◆ **What you need to do**: In the listing below, pick out lines with "Blue".

[Dataset records]
•••••

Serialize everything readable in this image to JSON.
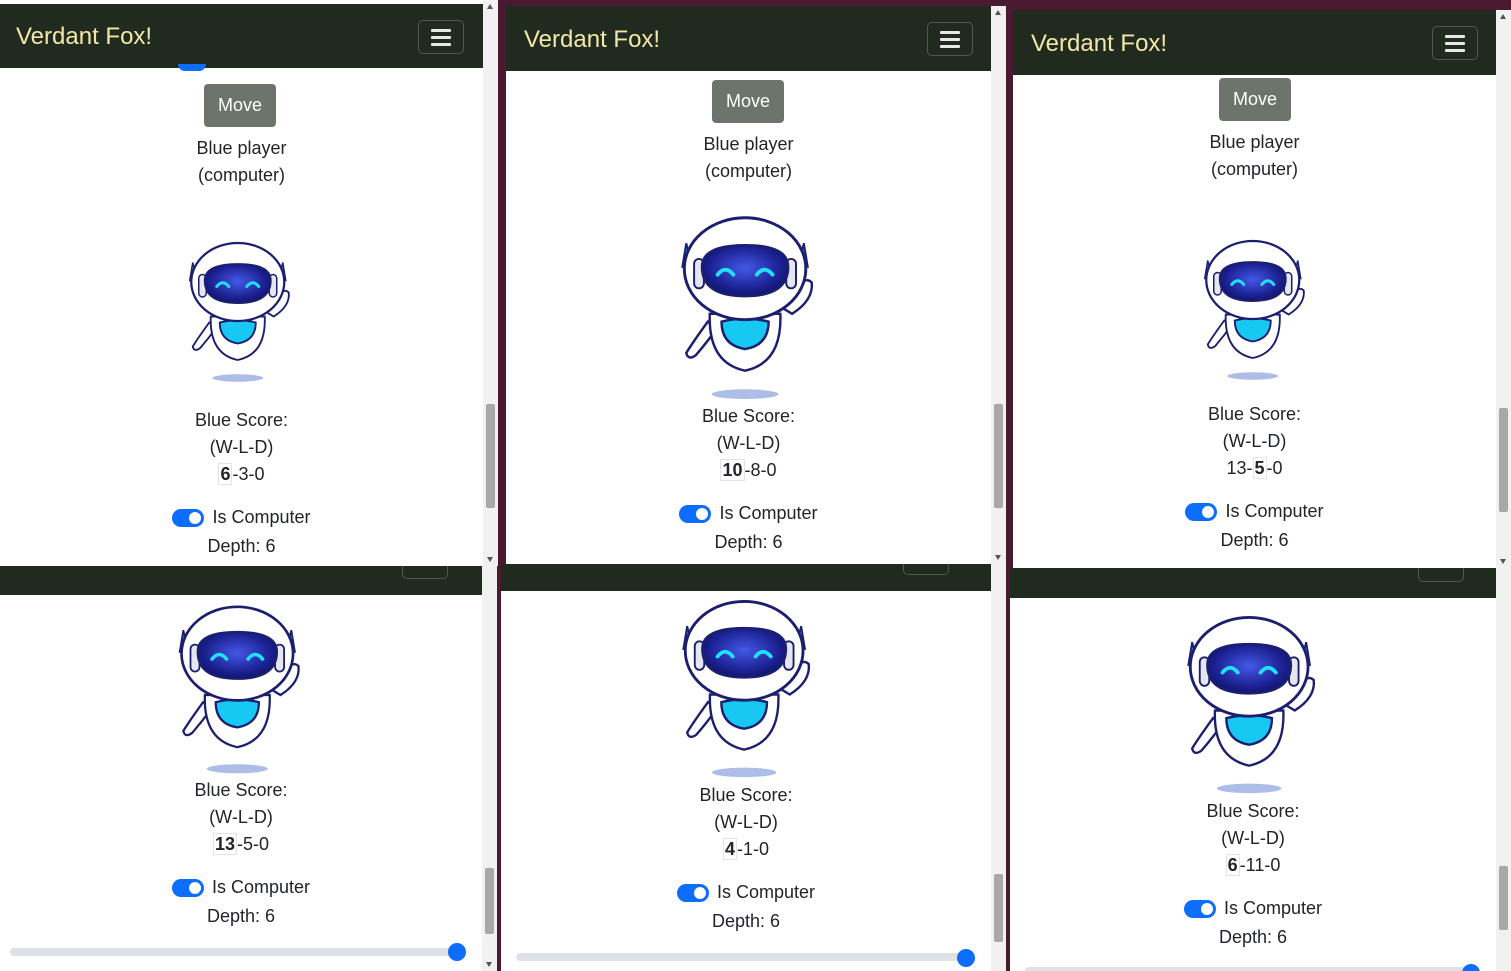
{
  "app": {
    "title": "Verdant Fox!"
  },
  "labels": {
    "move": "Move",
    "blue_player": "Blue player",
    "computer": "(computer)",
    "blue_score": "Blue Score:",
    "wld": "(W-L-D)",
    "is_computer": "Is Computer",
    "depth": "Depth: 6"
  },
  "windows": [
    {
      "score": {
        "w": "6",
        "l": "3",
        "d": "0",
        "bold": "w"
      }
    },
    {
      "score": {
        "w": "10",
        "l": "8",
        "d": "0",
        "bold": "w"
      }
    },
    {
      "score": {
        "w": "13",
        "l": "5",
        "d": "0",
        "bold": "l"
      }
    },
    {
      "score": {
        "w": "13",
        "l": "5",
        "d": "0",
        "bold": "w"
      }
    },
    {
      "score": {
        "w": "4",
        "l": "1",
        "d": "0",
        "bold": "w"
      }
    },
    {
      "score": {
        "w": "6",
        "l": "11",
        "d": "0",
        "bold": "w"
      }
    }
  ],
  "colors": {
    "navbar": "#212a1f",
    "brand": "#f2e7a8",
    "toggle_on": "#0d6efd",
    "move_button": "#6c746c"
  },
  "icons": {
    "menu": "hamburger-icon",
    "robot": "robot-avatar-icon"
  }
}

•••••

◆ **Correct answer**:
    "blue_player": "Blue player",
    "blue_score": "Blue Score:",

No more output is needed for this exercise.